** AIM **
Copy out all lines carrying the word "rtile".

** DATA SUPPLIED **
━━━━━━━━━━━━━━━━━━━━━━━━━━━━━━

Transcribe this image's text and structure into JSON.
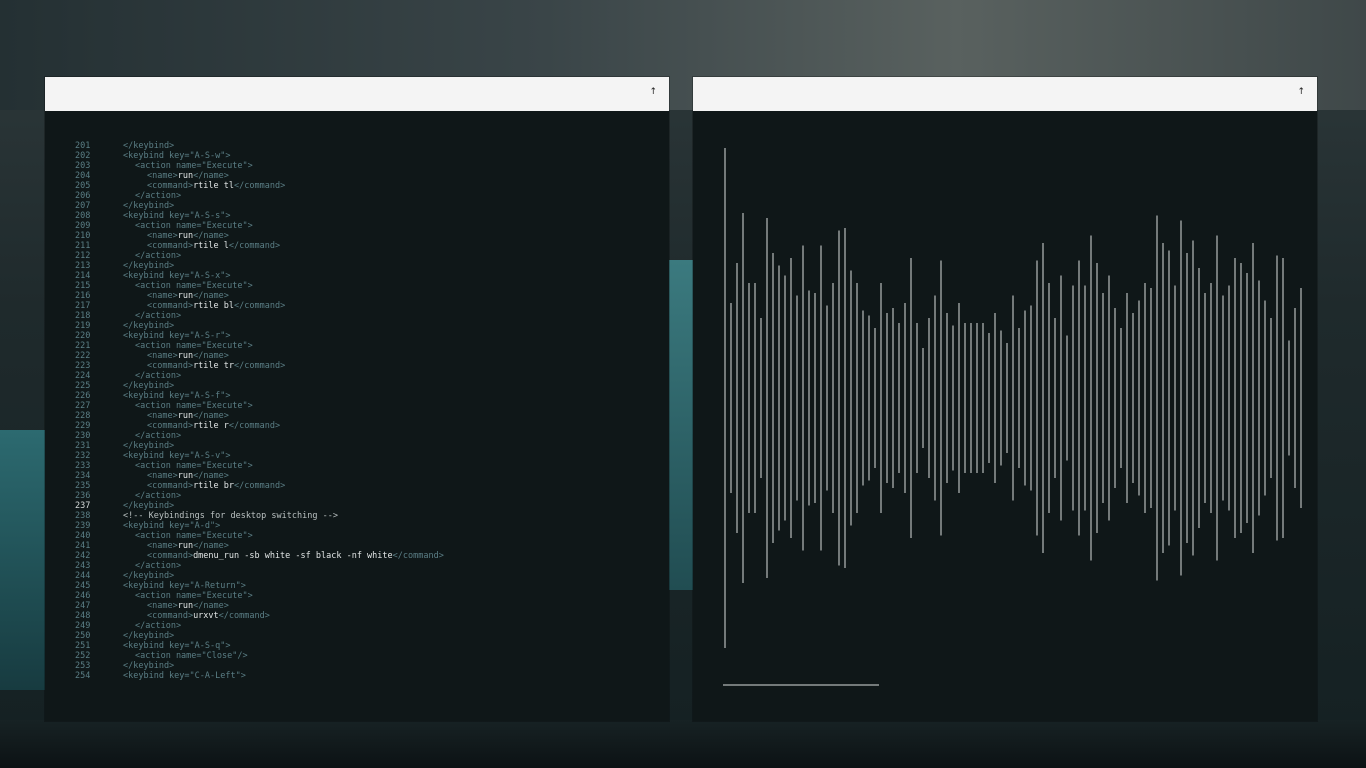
{
  "left_window": {
    "titlebar_button": "↑",
    "current_line": 237,
    "lines": [
      {
        "n": 201,
        "indent": 0,
        "parts": [
          [
            "tag",
            "</keybind>"
          ]
        ]
      },
      {
        "n": 202,
        "indent": 0,
        "parts": [
          [
            "tag",
            "<keybind key=\"A-S-w\">"
          ]
        ]
      },
      {
        "n": 203,
        "indent": 2,
        "parts": [
          [
            "tag",
            "<action name=\"Execute\">"
          ]
        ]
      },
      {
        "n": 204,
        "indent": 4,
        "parts": [
          [
            "tag",
            "<name>"
          ],
          [
            "txt",
            "run"
          ],
          [
            "tag",
            "</name>"
          ]
        ]
      },
      {
        "n": 205,
        "indent": 4,
        "parts": [
          [
            "tag",
            "<command>"
          ],
          [
            "txt",
            "rtile tl"
          ],
          [
            "tag",
            "</command>"
          ]
        ]
      },
      {
        "n": 206,
        "indent": 2,
        "parts": [
          [
            "tag",
            "</action>"
          ]
        ]
      },
      {
        "n": 207,
        "indent": 0,
        "parts": [
          [
            "tag",
            "</keybind>"
          ]
        ]
      },
      {
        "n": 208,
        "indent": 0,
        "parts": [
          [
            "tag",
            "<keybind key=\"A-S-s\">"
          ]
        ]
      },
      {
        "n": 209,
        "indent": 2,
        "parts": [
          [
            "tag",
            "<action name=\"Execute\">"
          ]
        ]
      },
      {
        "n": 210,
        "indent": 4,
        "parts": [
          [
            "tag",
            "<name>"
          ],
          [
            "txt",
            "run"
          ],
          [
            "tag",
            "</name>"
          ]
        ]
      },
      {
        "n": 211,
        "indent": 4,
        "parts": [
          [
            "tag",
            "<command>"
          ],
          [
            "txt",
            "rtile l"
          ],
          [
            "tag",
            "</command>"
          ]
        ]
      },
      {
        "n": 212,
        "indent": 2,
        "parts": [
          [
            "tag",
            "</action>"
          ]
        ]
      },
      {
        "n": 213,
        "indent": 0,
        "parts": [
          [
            "tag",
            "</keybind>"
          ]
        ]
      },
      {
        "n": 214,
        "indent": 0,
        "parts": [
          [
            "tag",
            "<keybind key=\"A-S-x\">"
          ]
        ]
      },
      {
        "n": 215,
        "indent": 2,
        "parts": [
          [
            "tag",
            "<action name=\"Execute\">"
          ]
        ]
      },
      {
        "n": 216,
        "indent": 4,
        "parts": [
          [
            "tag",
            "<name>"
          ],
          [
            "txt",
            "run"
          ],
          [
            "tag",
            "</name>"
          ]
        ]
      },
      {
        "n": 217,
        "indent": 4,
        "parts": [
          [
            "tag",
            "<command>"
          ],
          [
            "txt",
            "rtile bl"
          ],
          [
            "tag",
            "</command>"
          ]
        ]
      },
      {
        "n": 218,
        "indent": 2,
        "parts": [
          [
            "tag",
            "</action>"
          ]
        ]
      },
      {
        "n": 219,
        "indent": 0,
        "parts": [
          [
            "tag",
            "</keybind>"
          ]
        ]
      },
      {
        "n": 220,
        "indent": 0,
        "parts": [
          [
            "tag",
            "<keybind key=\"A-S-r\">"
          ]
        ]
      },
      {
        "n": 221,
        "indent": 2,
        "parts": [
          [
            "tag",
            "<action name=\"Execute\">"
          ]
        ]
      },
      {
        "n": 222,
        "indent": 4,
        "parts": [
          [
            "tag",
            "<name>"
          ],
          [
            "txt",
            "run"
          ],
          [
            "tag",
            "</name>"
          ]
        ]
      },
      {
        "n": 223,
        "indent": 4,
        "parts": [
          [
            "tag",
            "<command>"
          ],
          [
            "txt",
            "rtile tr"
          ],
          [
            "tag",
            "</command>"
          ]
        ]
      },
      {
        "n": 224,
        "indent": 2,
        "parts": [
          [
            "tag",
            "</action>"
          ]
        ]
      },
      {
        "n": 225,
        "indent": 0,
        "parts": [
          [
            "tag",
            "</keybind>"
          ]
        ]
      },
      {
        "n": 226,
        "indent": 0,
        "parts": [
          [
            "tag",
            "<keybind key=\"A-S-f\">"
          ]
        ]
      },
      {
        "n": 227,
        "indent": 2,
        "parts": [
          [
            "tag",
            "<action name=\"Execute\">"
          ]
        ]
      },
      {
        "n": 228,
        "indent": 4,
        "parts": [
          [
            "tag",
            "<name>"
          ],
          [
            "txt",
            "run"
          ],
          [
            "tag",
            "</name>"
          ]
        ]
      },
      {
        "n": 229,
        "indent": 4,
        "parts": [
          [
            "tag",
            "<command>"
          ],
          [
            "txt",
            "rtile r"
          ],
          [
            "tag",
            "</command>"
          ]
        ]
      },
      {
        "n": 230,
        "indent": 2,
        "parts": [
          [
            "tag",
            "</action>"
          ]
        ]
      },
      {
        "n": 231,
        "indent": 0,
        "parts": [
          [
            "tag",
            "</keybind>"
          ]
        ]
      },
      {
        "n": 232,
        "indent": 0,
        "parts": [
          [
            "tag",
            "<keybind key=\"A-S-v\">"
          ]
        ]
      },
      {
        "n": 233,
        "indent": 2,
        "parts": [
          [
            "tag",
            "<action name=\"Execute\">"
          ]
        ]
      },
      {
        "n": 234,
        "indent": 4,
        "parts": [
          [
            "tag",
            "<name>"
          ],
          [
            "txt",
            "run"
          ],
          [
            "tag",
            "</name>"
          ]
        ]
      },
      {
        "n": 235,
        "indent": 4,
        "parts": [
          [
            "tag",
            "<command>"
          ],
          [
            "txt",
            "rtile br"
          ],
          [
            "tag",
            "</command>"
          ]
        ]
      },
      {
        "n": 236,
        "indent": 2,
        "parts": [
          [
            "tag",
            "</action>"
          ]
        ]
      },
      {
        "n": 237,
        "indent": 0,
        "parts": [
          [
            "tag",
            "</keybind>"
          ]
        ]
      },
      {
        "n": 238,
        "indent": 0,
        "parts": [
          [
            "cmt",
            "<!-- Keybindings for desktop switching -->"
          ]
        ]
      },
      {
        "n": 239,
        "indent": 0,
        "parts": [
          [
            "tag",
            "<keybind key=\"A-d\">"
          ]
        ]
      },
      {
        "n": 240,
        "indent": 2,
        "parts": [
          [
            "tag",
            "<action name=\"Execute\">"
          ]
        ]
      },
      {
        "n": 241,
        "indent": 4,
        "parts": [
          [
            "tag",
            "<name>"
          ],
          [
            "txt",
            "run"
          ],
          [
            "tag",
            "</name>"
          ]
        ]
      },
      {
        "n": 242,
        "indent": 4,
        "parts": [
          [
            "tag",
            "<command>"
          ],
          [
            "txt",
            "dmenu_run -sb white -sf black -nf white"
          ],
          [
            "tag",
            "</command>"
          ]
        ]
      },
      {
        "n": 243,
        "indent": 2,
        "parts": [
          [
            "tag",
            "</action>"
          ]
        ]
      },
      {
        "n": 244,
        "indent": 0,
        "parts": [
          [
            "tag",
            "</keybind>"
          ]
        ]
      },
      {
        "n": 245,
        "indent": 0,
        "parts": [
          [
            "tag",
            "<keybind key=\"A-Return\">"
          ]
        ]
      },
      {
        "n": 246,
        "indent": 2,
        "parts": [
          [
            "tag",
            "<action name=\"Execute\">"
          ]
        ]
      },
      {
        "n": 247,
        "indent": 4,
        "parts": [
          [
            "tag",
            "<name>"
          ],
          [
            "txt",
            "run"
          ],
          [
            "tag",
            "</name>"
          ]
        ]
      },
      {
        "n": 248,
        "indent": 4,
        "parts": [
          [
            "tag",
            "<command>"
          ],
          [
            "txt",
            "urxvt"
          ],
          [
            "tag",
            "</command>"
          ]
        ]
      },
      {
        "n": 249,
        "indent": 2,
        "parts": [
          [
            "tag",
            "</action>"
          ]
        ]
      },
      {
        "n": 250,
        "indent": 0,
        "parts": [
          [
            "tag",
            "</keybind>"
          ]
        ]
      },
      {
        "n": 251,
        "indent": 0,
        "parts": [
          [
            "tag",
            "<keybind key=\"A-S-q\">"
          ]
        ]
      },
      {
        "n": 252,
        "indent": 2,
        "parts": [
          [
            "tag",
            "<action name=\"Close\"/>"
          ]
        ]
      },
      {
        "n": 253,
        "indent": 0,
        "parts": [
          [
            "tag",
            "</keybind>"
          ]
        ]
      },
      {
        "n": 254,
        "indent": 0,
        "parts": [
          [
            "tag",
            "<keybind key=\"C-A-Left\">"
          ]
        ]
      }
    ]
  },
  "right_window": {
    "titlebar_button": "↑",
    "visualizer": {
      "line_color": "#d8dcdc",
      "progress": 0.26,
      "bar_levels": [
        1.0,
        0.38,
        0.54,
        0.74,
        0.46,
        0.46,
        0.32,
        0.72,
        0.58,
        0.53,
        0.49,
        0.56,
        0.41,
        0.61,
        0.43,
        0.42,
        0.61,
        0.37,
        0.46,
        0.67,
        0.68,
        0.51,
        0.46,
        0.35,
        0.33,
        0.28,
        0.46,
        0.34,
        0.36,
        0.3,
        0.38,
        0.56,
        0.3,
        0.2,
        0.32,
        0.41,
        0.55,
        0.34,
        0.29,
        0.38,
        0.3,
        0.3,
        0.3,
        0.3,
        0.26,
        0.34,
        0.27,
        0.22,
        0.41,
        0.28,
        0.35,
        0.37,
        0.55,
        0.62,
        0.46,
        0.32,
        0.49,
        0.25,
        0.45,
        0.55,
        0.45,
        0.65,
        0.54,
        0.42,
        0.49,
        0.36,
        0.28,
        0.42,
        0.34,
        0.39,
        0.46,
        0.44,
        0.73,
        0.62,
        0.59,
        0.45,
        0.71,
        0.58,
        0.63,
        0.52,
        0.42,
        0.46,
        0.65,
        0.41,
        0.45,
        0.56,
        0.54,
        0.5,
        0.62,
        0.47,
        0.39,
        0.32,
        0.57,
        0.56,
        0.23,
        0.36,
        0.44
      ]
    }
  }
}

━━━━━━━━━━━━━━━━━━━━━━━━━━━━━━

** EXPECTED OUTPUT **
            "rtile tl"
            "rtile l"
            "rtile bl"
            "rtile tr"
            "rtile r"
            "rtile br"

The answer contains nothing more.